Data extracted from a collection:
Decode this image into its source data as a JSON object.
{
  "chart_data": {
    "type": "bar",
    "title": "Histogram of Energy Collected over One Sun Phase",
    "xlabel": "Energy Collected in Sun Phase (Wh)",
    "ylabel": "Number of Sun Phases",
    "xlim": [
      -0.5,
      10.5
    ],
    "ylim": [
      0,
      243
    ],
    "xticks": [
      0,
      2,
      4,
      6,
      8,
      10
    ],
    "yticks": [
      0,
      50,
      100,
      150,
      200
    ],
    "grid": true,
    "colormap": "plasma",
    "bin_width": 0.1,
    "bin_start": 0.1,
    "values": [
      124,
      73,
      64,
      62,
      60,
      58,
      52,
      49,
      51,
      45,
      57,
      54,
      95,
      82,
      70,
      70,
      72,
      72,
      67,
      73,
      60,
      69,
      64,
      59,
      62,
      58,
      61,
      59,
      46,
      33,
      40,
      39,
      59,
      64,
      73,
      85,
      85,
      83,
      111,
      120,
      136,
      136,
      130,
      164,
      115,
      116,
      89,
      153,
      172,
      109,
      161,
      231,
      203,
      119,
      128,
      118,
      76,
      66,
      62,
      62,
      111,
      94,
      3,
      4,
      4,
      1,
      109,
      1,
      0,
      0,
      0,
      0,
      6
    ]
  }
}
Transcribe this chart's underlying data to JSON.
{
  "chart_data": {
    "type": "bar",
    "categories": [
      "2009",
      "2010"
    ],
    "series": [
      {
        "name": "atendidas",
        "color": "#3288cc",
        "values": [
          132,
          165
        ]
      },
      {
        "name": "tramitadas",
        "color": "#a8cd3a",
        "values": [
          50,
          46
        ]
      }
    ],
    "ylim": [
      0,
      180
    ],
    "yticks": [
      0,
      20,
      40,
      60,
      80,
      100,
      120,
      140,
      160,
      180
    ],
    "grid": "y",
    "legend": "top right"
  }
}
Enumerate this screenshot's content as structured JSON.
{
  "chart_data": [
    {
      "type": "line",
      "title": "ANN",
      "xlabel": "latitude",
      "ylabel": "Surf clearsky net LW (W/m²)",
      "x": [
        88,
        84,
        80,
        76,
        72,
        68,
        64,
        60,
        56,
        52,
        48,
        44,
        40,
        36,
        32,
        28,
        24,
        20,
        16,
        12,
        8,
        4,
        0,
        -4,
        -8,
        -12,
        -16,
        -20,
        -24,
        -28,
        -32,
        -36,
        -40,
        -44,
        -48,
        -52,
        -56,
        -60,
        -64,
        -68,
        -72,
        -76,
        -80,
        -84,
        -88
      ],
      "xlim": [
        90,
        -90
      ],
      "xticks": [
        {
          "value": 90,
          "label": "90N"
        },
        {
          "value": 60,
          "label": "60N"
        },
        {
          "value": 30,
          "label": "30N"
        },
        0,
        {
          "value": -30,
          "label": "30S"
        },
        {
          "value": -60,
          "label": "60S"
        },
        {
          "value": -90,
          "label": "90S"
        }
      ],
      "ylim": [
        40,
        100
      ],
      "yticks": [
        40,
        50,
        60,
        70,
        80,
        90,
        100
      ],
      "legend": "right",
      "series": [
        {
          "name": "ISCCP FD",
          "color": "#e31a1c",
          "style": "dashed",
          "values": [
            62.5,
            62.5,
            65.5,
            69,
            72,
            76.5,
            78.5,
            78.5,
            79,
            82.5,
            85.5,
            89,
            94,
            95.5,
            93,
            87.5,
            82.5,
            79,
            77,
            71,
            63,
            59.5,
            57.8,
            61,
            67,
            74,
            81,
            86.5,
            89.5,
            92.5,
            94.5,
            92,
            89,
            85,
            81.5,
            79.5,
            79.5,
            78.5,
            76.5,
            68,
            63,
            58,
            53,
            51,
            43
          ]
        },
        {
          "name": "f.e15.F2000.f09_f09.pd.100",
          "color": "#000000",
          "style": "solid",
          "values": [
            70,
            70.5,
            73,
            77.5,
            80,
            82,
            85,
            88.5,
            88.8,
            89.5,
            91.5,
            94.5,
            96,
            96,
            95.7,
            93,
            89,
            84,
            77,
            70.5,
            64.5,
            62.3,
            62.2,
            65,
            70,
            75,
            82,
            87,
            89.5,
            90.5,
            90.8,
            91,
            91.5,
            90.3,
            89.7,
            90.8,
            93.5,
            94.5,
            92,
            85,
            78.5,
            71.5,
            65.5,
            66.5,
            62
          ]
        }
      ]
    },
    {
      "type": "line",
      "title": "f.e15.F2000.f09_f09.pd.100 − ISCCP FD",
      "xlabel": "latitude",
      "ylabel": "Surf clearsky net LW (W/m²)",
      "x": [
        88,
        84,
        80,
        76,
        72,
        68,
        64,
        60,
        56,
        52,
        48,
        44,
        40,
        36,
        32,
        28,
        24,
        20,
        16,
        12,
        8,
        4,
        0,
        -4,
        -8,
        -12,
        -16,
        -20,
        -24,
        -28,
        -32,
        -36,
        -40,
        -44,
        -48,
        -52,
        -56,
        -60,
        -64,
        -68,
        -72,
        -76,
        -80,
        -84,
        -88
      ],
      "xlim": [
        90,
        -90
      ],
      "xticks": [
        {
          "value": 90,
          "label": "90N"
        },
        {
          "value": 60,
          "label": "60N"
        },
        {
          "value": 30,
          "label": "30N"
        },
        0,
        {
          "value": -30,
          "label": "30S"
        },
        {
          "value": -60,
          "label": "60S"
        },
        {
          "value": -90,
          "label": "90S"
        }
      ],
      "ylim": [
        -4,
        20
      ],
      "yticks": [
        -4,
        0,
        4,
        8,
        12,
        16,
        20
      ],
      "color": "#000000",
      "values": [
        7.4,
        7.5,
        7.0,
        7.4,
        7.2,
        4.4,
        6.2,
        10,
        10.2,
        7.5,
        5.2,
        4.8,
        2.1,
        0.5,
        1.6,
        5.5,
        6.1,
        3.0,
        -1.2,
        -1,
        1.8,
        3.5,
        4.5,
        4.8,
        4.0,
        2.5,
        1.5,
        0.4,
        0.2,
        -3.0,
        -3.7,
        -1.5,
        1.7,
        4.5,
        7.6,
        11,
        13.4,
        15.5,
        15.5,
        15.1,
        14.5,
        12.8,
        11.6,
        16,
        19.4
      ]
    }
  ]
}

§ SHORT PROBLEM: Give back the data above exactly as it appears.

§ THE RESPONSE:
Decode this image into its source data as a JSON object.
{
  "chart_data": {
    "type": "bar",
    "title": "Histogram of Energy Collected over One Sun Phase",
    "xlabel": "Energy Collected in Sun Phase (Wh)",
    "ylabel": "Number of Sun Phases",
    "xlim": [
      -0.5,
      10.5
    ],
    "ylim": [
      0,
      243
    ],
    "xticks": [
      0,
      2,
      4,
      6,
      8,
      10
    ],
    "yticks": [
      0,
      50,
      100,
      150,
      200
    ],
    "grid": true,
    "colormap": "plasma",
    "bin_width": 0.1,
    "bin_start": 0.1,
    "values": [
      124,
      73,
      64,
      62,
      60,
      58,
      52,
      49,
      51,
      45,
      57,
      54,
      95,
      82,
      70,
      70,
      72,
      72,
      67,
      73,
      60,
      69,
      64,
      59,
      62,
      58,
      61,
      59,
      46,
      33,
      40,
      39,
      59,
      64,
      73,
      85,
      85,
      83,
      111,
      120,
      136,
      136,
      130,
      164,
      115,
      116,
      89,
      153,
      172,
      109,
      161,
      231,
      203,
      119,
      128,
      118,
      76,
      66,
      62,
      62,
      111,
      94,
      3,
      4,
      4,
      1,
      109,
      1,
      0,
      0,
      0,
      0,
      6
    ]
  }
}
Transcribe this chart's underlying data to JSON.
{
  "chart_data": {
    "type": "bar",
    "categories": [
      "2009",
      "2010"
    ],
    "series": [
      {
        "name": "atendidas",
        "color": "#3288cc",
        "values": [
          132,
          165
        ]
      },
      {
        "name": "tramitadas",
        "color": "#a8cd3a",
        "values": [
          50,
          46
        ]
      }
    ],
    "ylim": [
      0,
      180
    ],
    "yticks": [
      0,
      20,
      40,
      60,
      80,
      100,
      120,
      140,
      160,
      180
    ],
    "grid": "y",
    "legend": "top right"
  }
}
Enumerate this screenshot's content as structured JSON.
{
  "chart_data": [
    {
      "type": "line",
      "title": "ANN",
      "xlabel": "latitude",
      "ylabel": "Surf clearsky net LW (W/m²)",
      "x": [
        88,
        84,
        80,
        76,
        72,
        68,
        64,
        60,
        56,
        52,
        48,
        44,
        40,
        36,
        32,
        28,
        24,
        20,
        16,
        12,
        8,
        4,
        0,
        -4,
        -8,
        -12,
        -16,
        -20,
        -24,
        -28,
        -32,
        -36,
        -40,
        -44,
        -48,
        -52,
        -56,
        -60,
        -64,
        -68,
        -72,
        -76,
        -80,
        -84,
        -88
      ],
      "xlim": [
        90,
        -90
      ],
      "xticks": [
        {
          "value": 90,
          "label": "90N"
        },
        {
          "value": 60,
          "label": "60N"
        },
        {
          "value": 30,
          "label": "30N"
        },
        0,
        {
          "value": -30,
          "label": "30S"
        },
        {
          "value": -60,
          "label": "60S"
        },
        {
          "value": -90,
          "label": "90S"
        }
      ],
      "ylim": [
        40,
        100
      ],
      "yticks": [
        40,
        50,
        60,
        70,
        80,
        90,
        100
      ],
      "legend": "right",
      "series": [
        {
          "name": "ISCCP FD",
          "color": "#e31a1c",
          "style": "dashed",
          "values": [
            62.5,
            62.5,
            65.5,
            69,
            72,
            76.5,
            78.5,
            78.5,
            79,
            82.5,
            85.5,
            89,
            94,
            95.5,
            93,
            87.5,
            82.5,
            79,
            77,
            71,
            63,
            59.5,
            57.8,
            61,
            67,
            74,
            81,
            86.5,
            89.5,
            92.5,
            94.5,
            92,
            89,
            85,
            81.5,
            79.5,
            79.5,
            78.5,
            76.5,
            68,
            63,
            58,
            53,
            51,
            43
          ]
        },
        {
          "name": "f.e15.F2000.f09_f09.pd.100",
          "color": "#000000",
          "style": "solid",
          "values": [
            70,
            70.5,
            73,
            77.5,
            80,
            82,
            85,
            88.5,
            88.8,
            89.5,
            91.5,
            94.5,
            96,
            96,
            95.7,
            93,
            89,
            84,
            77,
            70.5,
            64.5,
            62.3,
            62.2,
            65,
            70,
            75,
            82,
            87,
            89.5,
            90.5,
            90.8,
            91,
            91.5,
            90.3,
            89.7,
            90.8,
            93.5,
            94.5,
            92,
            85,
            78.5,
            71.5,
            65.5,
            66.5,
            62
          ]
        }
      ]
    },
    {
      "type": "line",
      "title": "f.e15.F2000.f09_f09.pd.100 − ISCCP FD",
      "xlabel": "latitude",
      "ylabel": "Surf clearsky net LW (W/m²)",
      "x": [
        88,
        84,
        80,
        76,
        72,
        68,
        64,
        60,
        56,
        52,
        48,
        44,
        40,
        36,
        32,
        28,
        24,
        20,
        16,
        12,
        8,
        4,
        0,
        -4,
        -8,
        -12,
        -16,
        -20,
        -24,
        -28,
        -32,
        -36,
        -40,
        -44,
        -48,
        -52,
        -56,
        -60,
        -64,
        -68,
        -72,
        -76,
        -80,
        -84,
        -88
      ],
      "xlim": [
        90,
        -90
      ],
      "xticks": [
        {
          "value": 90,
          "label": "90N"
        },
        {
          "value": 60,
          "label": "60N"
        },
        {
          "value": 30,
          "label": "30N"
        },
        0,
        {
          "value": -30,
          "label": "30S"
        },
        {
          "value": -60,
          "label": "60S"
        },
        {
          "value": -90,
          "label": "90S"
        }
      ],
      "ylim": [
        -4,
        20
      ],
      "yticks": [
        -4,
        0,
        4,
        8,
        12,
        16,
        20
      ],
      "color": "#000000",
      "values": [
        7.4,
        7.5,
        7.0,
        7.4,
        7.2,
        4.4,
        6.2,
        10,
        10.2,
        7.5,
        5.2,
        4.8,
        2.1,
        0.5,
        1.6,
        5.5,
        6.1,
        3.0,
        -1.2,
        -1,
        1.8,
        3.5,
        4.5,
        4.8,
        4.0,
        2.5,
        1.5,
        0.4,
        0.2,
        -3.0,
        -3.7,
        -1.5,
        1.7,
        4.5,
        7.6,
        11,
        13.4,
        15.5,
        15.5,
        15.1,
        14.5,
        12.8,
        11.6,
        16,
        19.4
      ]
    }
  ]
}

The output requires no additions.